**DATA SUPPLIED:**
◇ ◇ ◇ ◇ ◇ ◇ ◇

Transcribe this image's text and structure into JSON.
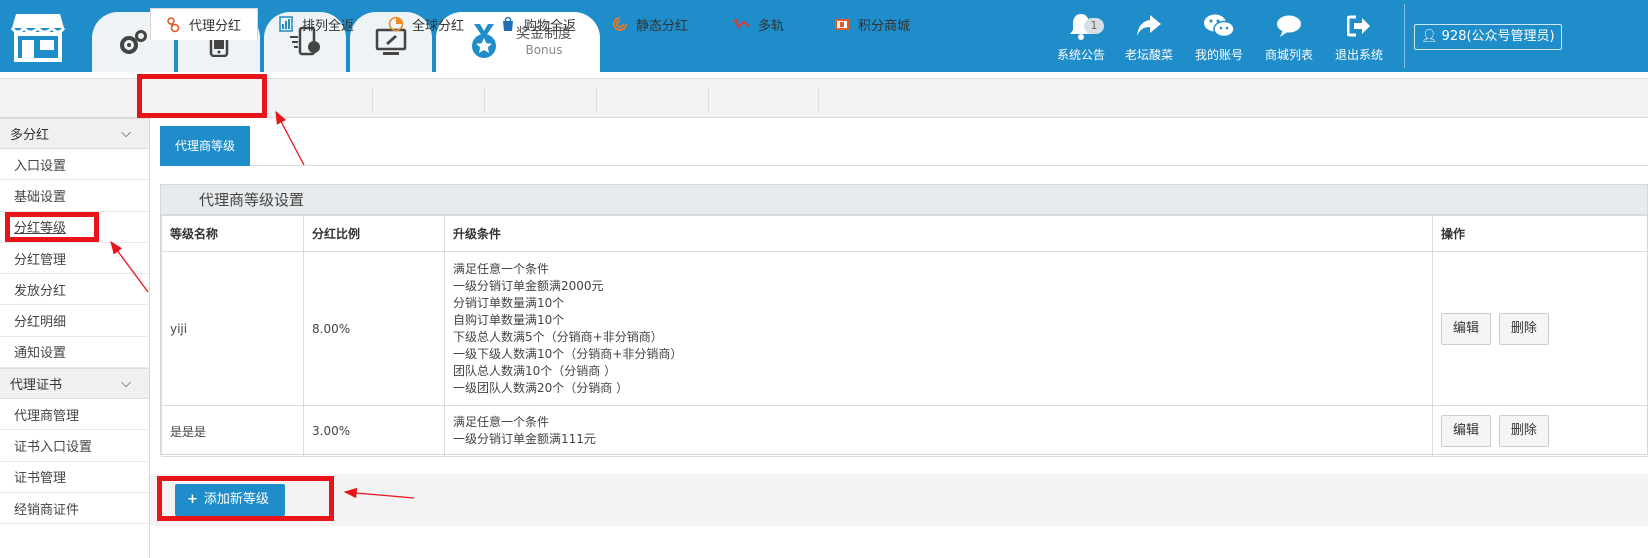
{
  "header": {
    "bonus_tab": {
      "title": "奖金制度",
      "subtitle": "Bonus"
    },
    "notice": {
      "label": "系统公告",
      "count": "1"
    },
    "forum": {
      "label": "老坛酸菜"
    },
    "account": {
      "label": "我的账号"
    },
    "shop_list": {
      "label": "商城列表"
    },
    "logout": {
      "label": "退出系统"
    },
    "user": {
      "label": "928(公众号管理员)"
    }
  },
  "subnav": {
    "tabs": [
      {
        "label": "代理分红",
        "color": "#e35b26"
      },
      {
        "label": "排列全返",
        "color": "#1f8dc9"
      },
      {
        "label": "全球分红",
        "color": "#f08a24"
      },
      {
        "label": "购物全返",
        "color": "#1f6fb5"
      },
      {
        "label": "静态分红",
        "color": "#e0792b"
      },
      {
        "label": "多轨",
        "color": "#d93a3a"
      },
      {
        "label": "积分商城",
        "color": "#e35b26"
      }
    ]
  },
  "sidebar": {
    "groups": [
      {
        "label": "多分红",
        "items": [
          "入口设置",
          "基础设置",
          "分红等级",
          "分红管理",
          "发放分红",
          "分红明细",
          "通知设置"
        ]
      },
      {
        "label": "代理证书",
        "items": [
          "代理商管理",
          "证书入口设置",
          "证书管理",
          "经销商证件"
        ]
      }
    ]
  },
  "main": {
    "tab": "代理商等级",
    "panel_title": "代理商等级设置",
    "columns": [
      "等级名称",
      "分红比例",
      "升级条件",
      "操作"
    ],
    "rows": [
      {
        "name": "yiji",
        "ratio": "8.00%",
        "conditions": [
          "满足任意一个条件",
          "一级分销订单金额满2000元",
          "分销订单数量满10个",
          "自购订单数量满10个",
          "下级总人数满5个（分销商+非分销商）",
          "一级下级人数满10个（分销商+非分销商）",
          "团队总人数满10个（分销商 ）",
          "一级团队人数满20个（分销商 ）"
        ],
        "edit": "编辑",
        "delete": "删除"
      },
      {
        "name": "是是是",
        "ratio": "3.00%",
        "conditions": [
          "满足任意一个条件",
          "一级分销订单金额满111元"
        ],
        "edit": "编辑",
        "delete": "删除"
      }
    ],
    "add_button": "添加新等级"
  },
  "colors": {
    "brand": "#1f8dc9",
    "highlight": "#e8141a"
  }
}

◇ ◇ ◇ ◇ ◇ ◇ ◇

**DESCRIPTION OF THE TASK:** Transcribe the records above exactly, omitting every picture they contain.

**ANSWER BELOW:**
Transcribe this image's text and structure into JSON.
{
  "header": {
    "bonus_tab": {
      "title": "奖金制度",
      "subtitle": "Bonus"
    },
    "notice": {
      "label": "系统公告",
      "count": "1"
    },
    "forum": {
      "label": "老坛酸菜"
    },
    "account": {
      "label": "我的账号"
    },
    "shop_list": {
      "label": "商城列表"
    },
    "logout": {
      "label": "退出系统"
    },
    "user": {
      "label": "928(公众号管理员)"
    }
  },
  "subnav": {
    "tabs": [
      {
        "label": "代理分红",
        "color": "#e35b26"
      },
      {
        "label": "排列全返",
        "color": "#1f8dc9"
      },
      {
        "label": "全球分红",
        "color": "#f08a24"
      },
      {
        "label": "购物全返",
        "color": "#1f6fb5"
      },
      {
        "label": "静态分红",
        "color": "#e0792b"
      },
      {
        "label": "多轨",
        "color": "#d93a3a"
      },
      {
        "label": "积分商城",
        "color": "#e35b26"
      }
    ]
  },
  "sidebar": {
    "groups": [
      {
        "label": "多分红",
        "items": [
          "入口设置",
          "基础设置",
          "分红等级",
          "分红管理",
          "发放分红",
          "分红明细",
          "通知设置"
        ]
      },
      {
        "label": "代理证书",
        "items": [
          "代理商管理",
          "证书入口设置",
          "证书管理",
          "经销商证件"
        ]
      }
    ]
  },
  "main": {
    "tab": "代理商等级",
    "panel_title": "代理商等级设置",
    "columns": [
      "等级名称",
      "分红比例",
      "升级条件",
      "操作"
    ],
    "rows": [
      {
        "name": "yiji",
        "ratio": "8.00%",
        "conditions": [
          "满足任意一个条件",
          "一级分销订单金额满2000元",
          "分销订单数量满10个",
          "自购订单数量满10个",
          "下级总人数满5个（分销商+非分销商）",
          "一级下级人数满10个（分销商+非分销商）",
          "团队总人数满10个（分销商 ）",
          "一级团队人数满20个（分销商 ）"
        ],
        "edit": "编辑",
        "delete": "删除"
      },
      {
        "name": "是是是",
        "ratio": "3.00%",
        "conditions": [
          "满足任意一个条件",
          "一级分销订单金额满111元"
        ],
        "edit": "编辑",
        "delete": "删除"
      }
    ],
    "add_button": "添加新等级"
  },
  "colors": {
    "brand": "#1f8dc9",
    "highlight": "#e8141a"
  }
}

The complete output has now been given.